# Recorded data
════════════════════

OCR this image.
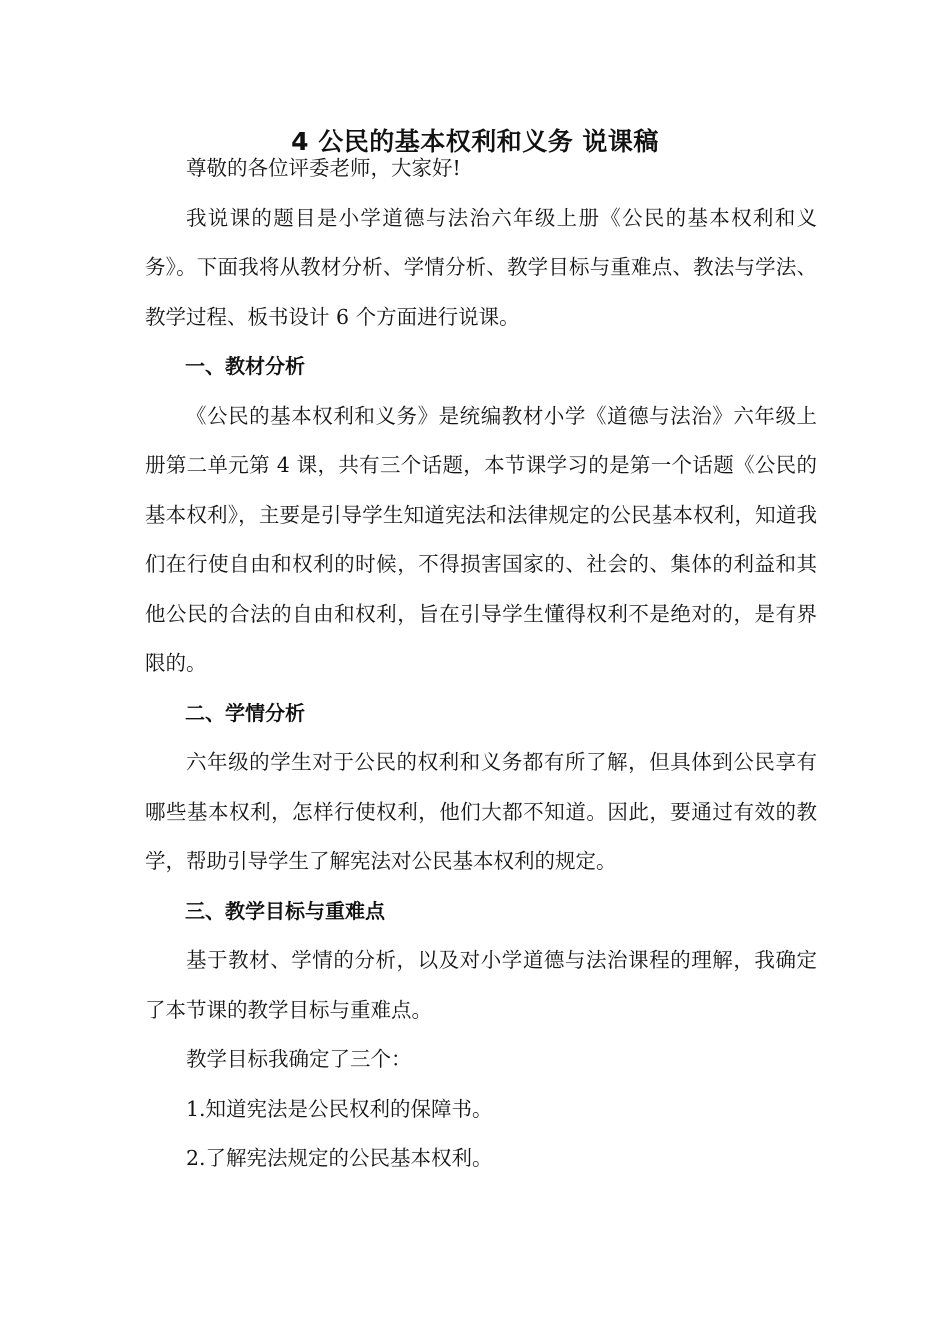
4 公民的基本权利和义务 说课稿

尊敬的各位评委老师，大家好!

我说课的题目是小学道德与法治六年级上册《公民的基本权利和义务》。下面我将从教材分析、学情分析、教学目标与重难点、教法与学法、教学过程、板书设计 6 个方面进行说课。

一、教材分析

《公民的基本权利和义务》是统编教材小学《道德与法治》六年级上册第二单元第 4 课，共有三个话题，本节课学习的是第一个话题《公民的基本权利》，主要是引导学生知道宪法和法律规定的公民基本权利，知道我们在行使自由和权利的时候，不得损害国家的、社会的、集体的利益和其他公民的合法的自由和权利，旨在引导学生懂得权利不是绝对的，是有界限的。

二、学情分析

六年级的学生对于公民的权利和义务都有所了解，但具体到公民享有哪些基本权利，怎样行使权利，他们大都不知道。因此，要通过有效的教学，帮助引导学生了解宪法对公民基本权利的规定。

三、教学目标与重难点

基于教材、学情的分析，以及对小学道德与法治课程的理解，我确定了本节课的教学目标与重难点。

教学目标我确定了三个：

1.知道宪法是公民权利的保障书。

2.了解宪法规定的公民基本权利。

════════════════════

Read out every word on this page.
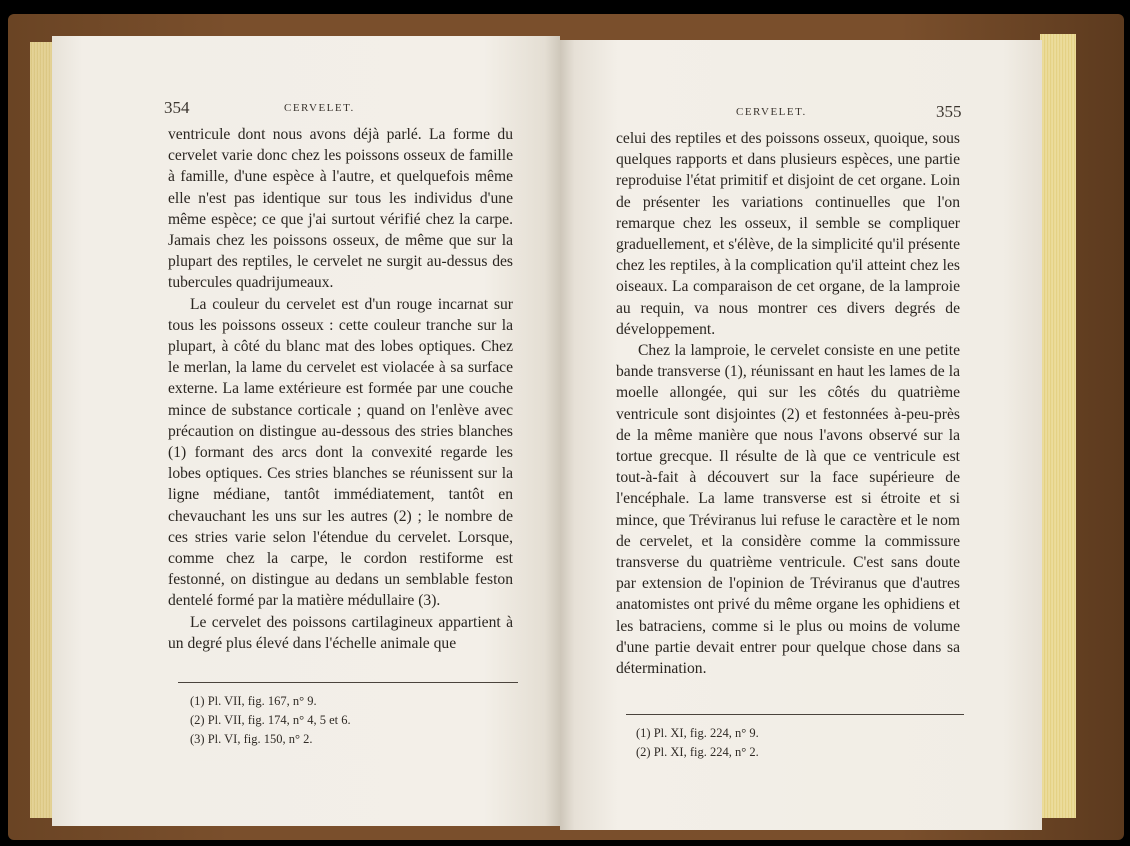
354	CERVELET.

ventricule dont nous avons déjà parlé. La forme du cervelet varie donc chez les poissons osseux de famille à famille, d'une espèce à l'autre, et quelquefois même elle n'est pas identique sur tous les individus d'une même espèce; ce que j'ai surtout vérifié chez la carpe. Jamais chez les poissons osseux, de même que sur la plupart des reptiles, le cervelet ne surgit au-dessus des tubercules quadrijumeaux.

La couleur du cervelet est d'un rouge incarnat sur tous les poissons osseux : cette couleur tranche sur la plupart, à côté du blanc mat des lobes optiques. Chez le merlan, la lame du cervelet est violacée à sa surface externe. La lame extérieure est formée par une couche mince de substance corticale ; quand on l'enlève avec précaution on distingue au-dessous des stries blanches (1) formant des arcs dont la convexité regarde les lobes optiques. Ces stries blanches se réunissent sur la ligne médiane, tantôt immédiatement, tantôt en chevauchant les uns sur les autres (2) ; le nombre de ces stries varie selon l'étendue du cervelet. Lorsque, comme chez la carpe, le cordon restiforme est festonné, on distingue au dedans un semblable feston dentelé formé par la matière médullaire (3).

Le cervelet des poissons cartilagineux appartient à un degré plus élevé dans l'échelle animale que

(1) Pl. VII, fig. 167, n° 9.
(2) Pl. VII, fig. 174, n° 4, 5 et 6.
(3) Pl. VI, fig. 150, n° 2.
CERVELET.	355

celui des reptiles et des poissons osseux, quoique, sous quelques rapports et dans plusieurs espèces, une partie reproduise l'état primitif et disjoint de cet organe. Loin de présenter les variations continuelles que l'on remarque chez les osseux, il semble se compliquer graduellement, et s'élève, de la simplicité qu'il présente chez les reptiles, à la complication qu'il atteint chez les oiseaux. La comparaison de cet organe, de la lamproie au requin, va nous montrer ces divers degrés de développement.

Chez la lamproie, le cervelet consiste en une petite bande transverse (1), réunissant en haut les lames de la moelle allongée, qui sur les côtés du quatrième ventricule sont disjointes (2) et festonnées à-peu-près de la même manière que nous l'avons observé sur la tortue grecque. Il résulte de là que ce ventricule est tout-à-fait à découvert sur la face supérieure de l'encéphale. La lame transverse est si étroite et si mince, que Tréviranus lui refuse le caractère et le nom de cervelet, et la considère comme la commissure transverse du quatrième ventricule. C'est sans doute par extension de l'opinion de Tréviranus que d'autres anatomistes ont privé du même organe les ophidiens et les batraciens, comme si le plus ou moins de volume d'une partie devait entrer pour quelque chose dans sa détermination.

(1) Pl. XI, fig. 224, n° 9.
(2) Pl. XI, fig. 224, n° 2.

════════════════════

# Directions
Working from the entries above, return all lines that contain "公民的基本权利和义务".

# Solution below
4 公民的基本权利和义务 说课稿
我说课的题目是小学道德与法治六年级上册《公民的基本权利和义务》。下面我将从教材分析、学情分析、教学目标与重难点、教法与学法、教学过程、板书设计 6 个方面进行说课。
《公民的基本权利和义务》是统编教材小学《道德与法治》六年级上册第二单元第 4 课，共有三个话题，本节课学习的是第一个话题《公民的基本权利》，主要是引导学生知道宪法和法律规定的公民基本权利，知道我们在行使自由和权利的时候，不得损害国家的、社会的、集体的利益和其他公民的合法的自由和权利，旨在引导学生懂得权利不是绝对的，是有界限的。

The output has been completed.